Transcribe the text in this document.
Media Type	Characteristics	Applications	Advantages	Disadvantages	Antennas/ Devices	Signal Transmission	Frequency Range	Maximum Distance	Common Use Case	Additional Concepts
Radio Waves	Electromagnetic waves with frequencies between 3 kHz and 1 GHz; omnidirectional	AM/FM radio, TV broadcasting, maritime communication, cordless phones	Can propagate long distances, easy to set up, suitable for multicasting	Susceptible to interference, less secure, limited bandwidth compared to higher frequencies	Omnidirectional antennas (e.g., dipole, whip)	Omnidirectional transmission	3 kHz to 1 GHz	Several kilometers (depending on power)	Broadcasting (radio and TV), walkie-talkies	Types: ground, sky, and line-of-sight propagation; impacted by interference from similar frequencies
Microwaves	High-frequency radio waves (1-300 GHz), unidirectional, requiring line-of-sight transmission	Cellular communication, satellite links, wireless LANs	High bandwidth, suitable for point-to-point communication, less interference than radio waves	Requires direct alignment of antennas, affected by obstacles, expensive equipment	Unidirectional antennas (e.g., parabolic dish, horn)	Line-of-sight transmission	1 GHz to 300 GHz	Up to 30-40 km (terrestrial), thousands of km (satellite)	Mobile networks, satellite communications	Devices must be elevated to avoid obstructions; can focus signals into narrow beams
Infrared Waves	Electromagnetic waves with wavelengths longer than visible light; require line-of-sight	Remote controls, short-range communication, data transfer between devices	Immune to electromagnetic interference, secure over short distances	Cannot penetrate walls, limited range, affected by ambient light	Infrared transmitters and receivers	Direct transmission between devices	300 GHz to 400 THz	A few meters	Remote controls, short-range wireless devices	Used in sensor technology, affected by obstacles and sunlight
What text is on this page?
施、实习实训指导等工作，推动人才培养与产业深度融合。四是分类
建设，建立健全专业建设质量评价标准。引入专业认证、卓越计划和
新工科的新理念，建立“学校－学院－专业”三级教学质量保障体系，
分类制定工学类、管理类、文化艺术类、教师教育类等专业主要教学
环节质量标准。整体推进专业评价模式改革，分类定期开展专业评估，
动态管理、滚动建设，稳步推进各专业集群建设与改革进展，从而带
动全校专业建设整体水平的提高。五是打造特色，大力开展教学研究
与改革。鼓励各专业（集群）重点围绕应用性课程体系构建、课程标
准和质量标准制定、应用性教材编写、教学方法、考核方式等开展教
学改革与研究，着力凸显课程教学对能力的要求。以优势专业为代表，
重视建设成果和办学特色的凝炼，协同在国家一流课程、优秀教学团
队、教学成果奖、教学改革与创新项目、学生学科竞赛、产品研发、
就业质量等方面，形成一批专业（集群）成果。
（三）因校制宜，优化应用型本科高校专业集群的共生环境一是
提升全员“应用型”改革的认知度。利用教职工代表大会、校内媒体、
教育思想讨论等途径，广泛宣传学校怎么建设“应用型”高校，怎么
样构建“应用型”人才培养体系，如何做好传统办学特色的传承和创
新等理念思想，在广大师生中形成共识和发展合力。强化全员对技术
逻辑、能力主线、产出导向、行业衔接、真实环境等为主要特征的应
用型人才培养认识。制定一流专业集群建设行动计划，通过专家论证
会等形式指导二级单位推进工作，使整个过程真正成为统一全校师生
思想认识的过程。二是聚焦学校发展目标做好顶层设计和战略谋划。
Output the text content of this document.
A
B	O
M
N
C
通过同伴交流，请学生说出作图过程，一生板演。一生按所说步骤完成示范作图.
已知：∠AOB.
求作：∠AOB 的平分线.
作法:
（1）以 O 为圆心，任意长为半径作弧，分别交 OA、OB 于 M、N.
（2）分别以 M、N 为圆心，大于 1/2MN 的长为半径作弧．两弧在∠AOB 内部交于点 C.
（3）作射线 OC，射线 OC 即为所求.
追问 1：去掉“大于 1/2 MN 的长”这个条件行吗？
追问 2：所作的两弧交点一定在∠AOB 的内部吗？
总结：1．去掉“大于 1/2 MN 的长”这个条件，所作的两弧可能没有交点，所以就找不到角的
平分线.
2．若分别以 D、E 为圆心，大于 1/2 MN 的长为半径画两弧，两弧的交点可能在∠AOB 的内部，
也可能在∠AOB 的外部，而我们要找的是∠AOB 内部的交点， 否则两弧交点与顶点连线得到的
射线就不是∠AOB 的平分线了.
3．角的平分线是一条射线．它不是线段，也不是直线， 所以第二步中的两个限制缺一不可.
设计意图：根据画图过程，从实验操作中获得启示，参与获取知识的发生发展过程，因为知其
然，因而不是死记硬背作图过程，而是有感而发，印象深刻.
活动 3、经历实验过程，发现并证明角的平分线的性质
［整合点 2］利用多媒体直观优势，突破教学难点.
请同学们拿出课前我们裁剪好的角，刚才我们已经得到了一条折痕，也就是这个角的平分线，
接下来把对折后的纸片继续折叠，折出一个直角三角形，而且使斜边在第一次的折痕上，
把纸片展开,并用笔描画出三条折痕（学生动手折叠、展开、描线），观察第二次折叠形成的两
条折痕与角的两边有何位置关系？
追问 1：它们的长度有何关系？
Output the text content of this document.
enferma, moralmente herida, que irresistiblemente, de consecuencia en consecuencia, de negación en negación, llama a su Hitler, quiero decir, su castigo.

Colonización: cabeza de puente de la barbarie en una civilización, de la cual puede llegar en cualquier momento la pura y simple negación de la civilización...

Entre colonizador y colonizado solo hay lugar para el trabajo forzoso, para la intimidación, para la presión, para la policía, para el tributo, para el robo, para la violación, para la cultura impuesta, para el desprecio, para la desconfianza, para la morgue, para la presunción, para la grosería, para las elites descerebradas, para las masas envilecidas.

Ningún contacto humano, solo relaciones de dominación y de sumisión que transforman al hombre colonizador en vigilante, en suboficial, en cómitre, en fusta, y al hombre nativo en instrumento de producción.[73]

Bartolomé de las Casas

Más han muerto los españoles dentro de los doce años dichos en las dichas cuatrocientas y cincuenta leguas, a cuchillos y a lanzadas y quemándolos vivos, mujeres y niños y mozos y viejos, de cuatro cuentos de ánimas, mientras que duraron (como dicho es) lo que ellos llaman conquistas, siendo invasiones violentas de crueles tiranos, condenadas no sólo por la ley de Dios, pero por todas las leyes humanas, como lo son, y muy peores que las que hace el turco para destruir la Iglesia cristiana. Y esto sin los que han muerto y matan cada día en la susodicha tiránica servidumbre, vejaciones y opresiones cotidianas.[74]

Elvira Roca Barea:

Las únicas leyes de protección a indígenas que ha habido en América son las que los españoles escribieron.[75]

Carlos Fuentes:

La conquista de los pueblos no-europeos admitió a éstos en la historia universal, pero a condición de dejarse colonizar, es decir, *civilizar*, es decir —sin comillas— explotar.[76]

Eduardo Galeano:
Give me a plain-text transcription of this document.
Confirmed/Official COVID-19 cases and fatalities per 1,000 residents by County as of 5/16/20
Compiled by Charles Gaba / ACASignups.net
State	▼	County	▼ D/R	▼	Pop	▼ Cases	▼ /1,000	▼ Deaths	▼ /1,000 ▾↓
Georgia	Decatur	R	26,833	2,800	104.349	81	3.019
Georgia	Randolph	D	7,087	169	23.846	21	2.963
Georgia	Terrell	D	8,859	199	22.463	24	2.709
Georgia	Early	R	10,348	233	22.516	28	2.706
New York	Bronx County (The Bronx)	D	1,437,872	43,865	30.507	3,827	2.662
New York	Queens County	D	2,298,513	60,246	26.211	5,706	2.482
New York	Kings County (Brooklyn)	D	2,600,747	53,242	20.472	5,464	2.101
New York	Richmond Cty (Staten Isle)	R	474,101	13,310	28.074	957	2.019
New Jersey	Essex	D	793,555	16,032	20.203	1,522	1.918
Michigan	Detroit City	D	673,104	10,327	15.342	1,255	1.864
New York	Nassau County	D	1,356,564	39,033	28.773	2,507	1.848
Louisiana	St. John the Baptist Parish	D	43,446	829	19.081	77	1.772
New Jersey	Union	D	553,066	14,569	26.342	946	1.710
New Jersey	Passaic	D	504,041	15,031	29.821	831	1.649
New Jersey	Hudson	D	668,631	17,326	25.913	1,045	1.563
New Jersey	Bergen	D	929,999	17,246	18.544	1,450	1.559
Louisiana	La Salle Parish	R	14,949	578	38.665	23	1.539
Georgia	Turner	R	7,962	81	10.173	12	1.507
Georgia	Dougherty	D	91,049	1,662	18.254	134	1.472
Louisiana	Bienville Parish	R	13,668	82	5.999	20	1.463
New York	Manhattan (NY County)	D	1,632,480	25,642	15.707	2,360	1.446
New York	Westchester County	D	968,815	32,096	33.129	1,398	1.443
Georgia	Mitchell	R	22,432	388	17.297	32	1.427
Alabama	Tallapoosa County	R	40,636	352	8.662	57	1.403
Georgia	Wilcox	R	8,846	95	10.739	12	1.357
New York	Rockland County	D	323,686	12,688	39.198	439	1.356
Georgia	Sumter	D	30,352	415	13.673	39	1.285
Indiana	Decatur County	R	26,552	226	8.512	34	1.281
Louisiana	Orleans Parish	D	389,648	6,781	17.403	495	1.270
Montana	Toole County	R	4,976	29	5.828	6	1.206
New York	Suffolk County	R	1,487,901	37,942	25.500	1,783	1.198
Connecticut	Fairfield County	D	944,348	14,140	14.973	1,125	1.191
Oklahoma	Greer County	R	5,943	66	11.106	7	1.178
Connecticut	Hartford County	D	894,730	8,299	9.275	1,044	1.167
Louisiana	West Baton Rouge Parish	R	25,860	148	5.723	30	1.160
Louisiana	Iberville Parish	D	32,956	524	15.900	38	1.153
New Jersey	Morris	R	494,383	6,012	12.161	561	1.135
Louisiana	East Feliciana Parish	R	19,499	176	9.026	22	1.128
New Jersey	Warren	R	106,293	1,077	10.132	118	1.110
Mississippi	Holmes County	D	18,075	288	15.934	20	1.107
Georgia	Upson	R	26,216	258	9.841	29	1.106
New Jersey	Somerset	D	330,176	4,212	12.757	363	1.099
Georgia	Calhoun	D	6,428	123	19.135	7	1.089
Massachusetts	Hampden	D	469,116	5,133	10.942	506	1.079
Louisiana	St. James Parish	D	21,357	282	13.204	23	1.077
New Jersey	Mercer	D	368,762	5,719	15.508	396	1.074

**********

*To be done:*
Copy every single line of the material above that holds "pero".

*Solved problem:*
Más han muerto los españoles dentro de los doce años dichos en las dichas cuatrocientas y cincuenta leguas, a cuchillos y a lanzadas y quemándolos vivos, mujeres y niños y mozos y viejos, de cuatro cuentos de ánimas, mientras que duraron (como dicho es) lo que ellos llaman conquistas, siendo invasiones violentas de crueles tiranos, condenadas no sólo por la ley de Dios, pero por todas las leyes humanas, como lo son, y muy peores que las que hace el turco para destruir la Iglesia cristiana. Y esto sin los que han muerto y matan cada día en la susodicha tiránica servidumbre, vejaciones y opresiones cotidianas.[74]
La conquista de los pueblos no-europeos admitió a éstos en la historia universal, pero a condición de dejarse colonizar, es decir, *civilizar*, es decir —sin comillas— explotar.[76]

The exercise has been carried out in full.